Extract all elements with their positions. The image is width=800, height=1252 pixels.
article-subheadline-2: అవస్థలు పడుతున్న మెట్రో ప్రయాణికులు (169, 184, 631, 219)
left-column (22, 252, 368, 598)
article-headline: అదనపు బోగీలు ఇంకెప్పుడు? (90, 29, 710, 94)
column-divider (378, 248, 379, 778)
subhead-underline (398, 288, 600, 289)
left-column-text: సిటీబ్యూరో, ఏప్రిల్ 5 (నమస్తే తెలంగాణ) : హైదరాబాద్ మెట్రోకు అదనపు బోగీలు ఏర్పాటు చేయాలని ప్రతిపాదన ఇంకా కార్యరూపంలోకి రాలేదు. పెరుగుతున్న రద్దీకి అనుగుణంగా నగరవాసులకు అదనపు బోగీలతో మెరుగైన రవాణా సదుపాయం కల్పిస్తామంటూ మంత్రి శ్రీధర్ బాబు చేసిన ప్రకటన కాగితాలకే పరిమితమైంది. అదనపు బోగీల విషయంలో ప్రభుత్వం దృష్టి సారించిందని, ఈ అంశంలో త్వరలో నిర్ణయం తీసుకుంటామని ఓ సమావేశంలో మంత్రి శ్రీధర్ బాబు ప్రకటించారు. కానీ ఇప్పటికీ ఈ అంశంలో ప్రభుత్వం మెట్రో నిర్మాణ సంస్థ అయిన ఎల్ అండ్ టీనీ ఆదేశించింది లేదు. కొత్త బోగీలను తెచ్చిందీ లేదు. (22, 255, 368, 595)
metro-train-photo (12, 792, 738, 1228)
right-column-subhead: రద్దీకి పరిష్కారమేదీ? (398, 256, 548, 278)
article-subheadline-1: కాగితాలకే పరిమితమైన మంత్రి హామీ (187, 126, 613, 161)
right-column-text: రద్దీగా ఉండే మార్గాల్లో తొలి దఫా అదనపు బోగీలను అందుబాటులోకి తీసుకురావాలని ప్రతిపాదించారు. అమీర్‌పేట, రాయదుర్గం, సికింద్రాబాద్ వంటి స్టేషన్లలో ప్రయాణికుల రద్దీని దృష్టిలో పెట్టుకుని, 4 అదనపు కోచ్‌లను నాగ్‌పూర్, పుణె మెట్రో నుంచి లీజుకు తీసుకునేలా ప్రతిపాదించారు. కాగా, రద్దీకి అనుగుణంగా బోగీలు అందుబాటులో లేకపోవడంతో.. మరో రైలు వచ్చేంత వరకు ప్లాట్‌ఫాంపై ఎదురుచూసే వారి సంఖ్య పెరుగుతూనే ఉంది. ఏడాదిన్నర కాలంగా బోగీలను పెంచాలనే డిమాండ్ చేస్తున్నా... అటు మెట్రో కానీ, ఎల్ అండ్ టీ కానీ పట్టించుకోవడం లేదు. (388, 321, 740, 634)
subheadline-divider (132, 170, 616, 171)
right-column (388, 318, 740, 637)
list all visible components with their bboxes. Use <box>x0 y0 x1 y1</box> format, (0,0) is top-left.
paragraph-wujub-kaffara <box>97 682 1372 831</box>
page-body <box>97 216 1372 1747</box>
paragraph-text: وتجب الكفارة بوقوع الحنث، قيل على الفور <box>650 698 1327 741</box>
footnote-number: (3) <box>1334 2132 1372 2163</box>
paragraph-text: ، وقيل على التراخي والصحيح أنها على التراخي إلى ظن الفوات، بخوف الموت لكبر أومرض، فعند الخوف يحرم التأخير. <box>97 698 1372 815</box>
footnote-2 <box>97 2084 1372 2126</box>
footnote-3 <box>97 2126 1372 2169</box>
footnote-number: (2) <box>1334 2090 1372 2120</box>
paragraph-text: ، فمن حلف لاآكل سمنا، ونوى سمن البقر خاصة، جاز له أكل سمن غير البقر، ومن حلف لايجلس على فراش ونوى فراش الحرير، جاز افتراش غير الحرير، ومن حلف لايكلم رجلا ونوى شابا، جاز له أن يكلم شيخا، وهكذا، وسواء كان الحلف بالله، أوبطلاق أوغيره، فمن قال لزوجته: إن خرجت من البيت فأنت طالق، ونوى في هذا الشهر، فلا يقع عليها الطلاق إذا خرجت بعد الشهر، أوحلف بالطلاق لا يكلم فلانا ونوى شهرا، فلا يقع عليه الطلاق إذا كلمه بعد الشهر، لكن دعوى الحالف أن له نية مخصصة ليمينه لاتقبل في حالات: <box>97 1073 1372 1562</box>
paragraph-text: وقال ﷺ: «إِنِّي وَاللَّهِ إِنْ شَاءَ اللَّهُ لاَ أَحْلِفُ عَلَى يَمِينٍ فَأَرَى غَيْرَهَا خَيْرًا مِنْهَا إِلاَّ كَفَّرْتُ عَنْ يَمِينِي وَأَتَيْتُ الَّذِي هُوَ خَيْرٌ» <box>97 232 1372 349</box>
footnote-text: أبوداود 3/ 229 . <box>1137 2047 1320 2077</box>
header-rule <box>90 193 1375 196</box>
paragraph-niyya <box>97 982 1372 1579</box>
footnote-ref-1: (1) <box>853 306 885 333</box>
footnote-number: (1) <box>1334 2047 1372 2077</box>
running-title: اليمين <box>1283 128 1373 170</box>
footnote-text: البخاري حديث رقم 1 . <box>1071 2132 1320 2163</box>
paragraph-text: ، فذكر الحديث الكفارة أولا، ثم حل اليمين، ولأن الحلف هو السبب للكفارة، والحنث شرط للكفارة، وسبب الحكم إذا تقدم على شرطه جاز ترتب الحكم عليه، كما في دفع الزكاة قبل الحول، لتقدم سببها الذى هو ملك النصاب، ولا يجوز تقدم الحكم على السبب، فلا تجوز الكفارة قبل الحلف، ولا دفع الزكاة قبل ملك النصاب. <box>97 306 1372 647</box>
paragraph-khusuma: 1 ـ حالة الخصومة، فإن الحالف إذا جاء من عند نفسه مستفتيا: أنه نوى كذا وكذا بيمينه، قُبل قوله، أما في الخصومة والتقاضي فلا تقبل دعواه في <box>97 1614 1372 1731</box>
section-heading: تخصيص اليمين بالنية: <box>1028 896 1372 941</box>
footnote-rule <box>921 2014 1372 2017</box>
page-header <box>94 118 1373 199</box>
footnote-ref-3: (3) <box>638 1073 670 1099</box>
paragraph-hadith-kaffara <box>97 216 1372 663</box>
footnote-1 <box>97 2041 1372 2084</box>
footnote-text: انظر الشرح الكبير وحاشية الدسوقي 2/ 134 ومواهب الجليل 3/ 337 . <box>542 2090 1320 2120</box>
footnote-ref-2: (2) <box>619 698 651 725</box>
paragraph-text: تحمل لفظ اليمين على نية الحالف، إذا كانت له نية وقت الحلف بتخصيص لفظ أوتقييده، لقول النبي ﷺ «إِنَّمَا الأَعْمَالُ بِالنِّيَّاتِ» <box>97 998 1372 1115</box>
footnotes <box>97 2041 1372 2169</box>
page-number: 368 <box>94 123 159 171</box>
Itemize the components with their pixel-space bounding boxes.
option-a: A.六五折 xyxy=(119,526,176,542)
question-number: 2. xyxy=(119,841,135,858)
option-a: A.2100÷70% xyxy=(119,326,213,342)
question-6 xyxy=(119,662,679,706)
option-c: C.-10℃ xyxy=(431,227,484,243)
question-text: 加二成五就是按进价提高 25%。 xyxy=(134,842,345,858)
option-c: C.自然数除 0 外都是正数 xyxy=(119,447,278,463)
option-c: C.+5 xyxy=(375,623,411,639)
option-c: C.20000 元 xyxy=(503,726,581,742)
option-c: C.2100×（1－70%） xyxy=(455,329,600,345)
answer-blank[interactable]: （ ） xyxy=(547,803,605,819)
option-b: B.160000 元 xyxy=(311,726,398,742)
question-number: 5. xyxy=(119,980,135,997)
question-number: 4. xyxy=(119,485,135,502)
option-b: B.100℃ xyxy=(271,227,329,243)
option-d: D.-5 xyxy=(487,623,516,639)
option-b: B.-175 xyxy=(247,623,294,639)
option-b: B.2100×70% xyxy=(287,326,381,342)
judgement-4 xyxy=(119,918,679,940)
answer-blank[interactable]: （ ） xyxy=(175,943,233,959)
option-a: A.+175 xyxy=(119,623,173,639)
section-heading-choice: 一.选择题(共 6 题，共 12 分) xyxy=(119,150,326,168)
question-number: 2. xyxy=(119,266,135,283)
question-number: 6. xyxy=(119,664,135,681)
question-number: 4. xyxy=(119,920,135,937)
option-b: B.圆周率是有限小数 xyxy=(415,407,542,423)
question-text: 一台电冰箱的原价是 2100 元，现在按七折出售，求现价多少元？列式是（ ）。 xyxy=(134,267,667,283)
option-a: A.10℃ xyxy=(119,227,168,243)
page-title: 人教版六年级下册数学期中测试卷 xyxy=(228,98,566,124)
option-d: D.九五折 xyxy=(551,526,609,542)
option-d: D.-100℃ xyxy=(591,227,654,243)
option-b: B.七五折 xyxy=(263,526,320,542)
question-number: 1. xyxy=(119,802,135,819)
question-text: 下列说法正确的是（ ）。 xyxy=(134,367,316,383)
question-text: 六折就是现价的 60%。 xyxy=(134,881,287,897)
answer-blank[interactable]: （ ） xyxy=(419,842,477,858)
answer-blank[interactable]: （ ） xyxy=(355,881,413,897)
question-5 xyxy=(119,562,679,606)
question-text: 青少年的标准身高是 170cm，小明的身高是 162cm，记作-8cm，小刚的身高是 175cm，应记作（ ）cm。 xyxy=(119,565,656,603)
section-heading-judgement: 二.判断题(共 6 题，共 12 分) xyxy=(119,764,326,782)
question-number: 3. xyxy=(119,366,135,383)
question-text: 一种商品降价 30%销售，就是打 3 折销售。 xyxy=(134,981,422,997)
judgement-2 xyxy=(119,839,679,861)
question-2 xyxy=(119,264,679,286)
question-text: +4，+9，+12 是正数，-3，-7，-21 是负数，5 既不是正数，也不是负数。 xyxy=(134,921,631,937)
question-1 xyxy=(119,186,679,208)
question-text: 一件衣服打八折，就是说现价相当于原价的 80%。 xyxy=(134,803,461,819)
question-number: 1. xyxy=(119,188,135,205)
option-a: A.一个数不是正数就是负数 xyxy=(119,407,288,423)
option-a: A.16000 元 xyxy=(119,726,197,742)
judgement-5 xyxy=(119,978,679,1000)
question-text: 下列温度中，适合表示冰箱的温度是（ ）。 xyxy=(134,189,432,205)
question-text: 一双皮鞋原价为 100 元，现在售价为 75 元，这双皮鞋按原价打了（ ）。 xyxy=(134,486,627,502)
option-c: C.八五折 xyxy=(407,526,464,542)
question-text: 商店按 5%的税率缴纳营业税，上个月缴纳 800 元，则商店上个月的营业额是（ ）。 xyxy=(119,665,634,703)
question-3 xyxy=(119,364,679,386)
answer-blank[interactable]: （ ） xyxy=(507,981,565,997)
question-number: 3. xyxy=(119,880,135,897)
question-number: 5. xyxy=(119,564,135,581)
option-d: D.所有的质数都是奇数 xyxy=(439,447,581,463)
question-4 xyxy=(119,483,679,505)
:::::
> **Do this**: Reproduce verbatim the lines of the data from the first line up to and including the line containing "column-divider (378, 248, 379, 778)".

> **Answer for this exercise**:
Extract all elements with their positions. The image is width=800, height=1252 pixels.
article-subheadline-2: అవస్థలు పడుతున్న మెట్రో ప్రయాణికులు (169, 184, 631, 219)
left-column (22, 252, 368, 598)
article-headline: అదనపు బోగీలు ఇంకెప్పుడు? (90, 29, 710, 94)
column-divider (378, 248, 379, 778)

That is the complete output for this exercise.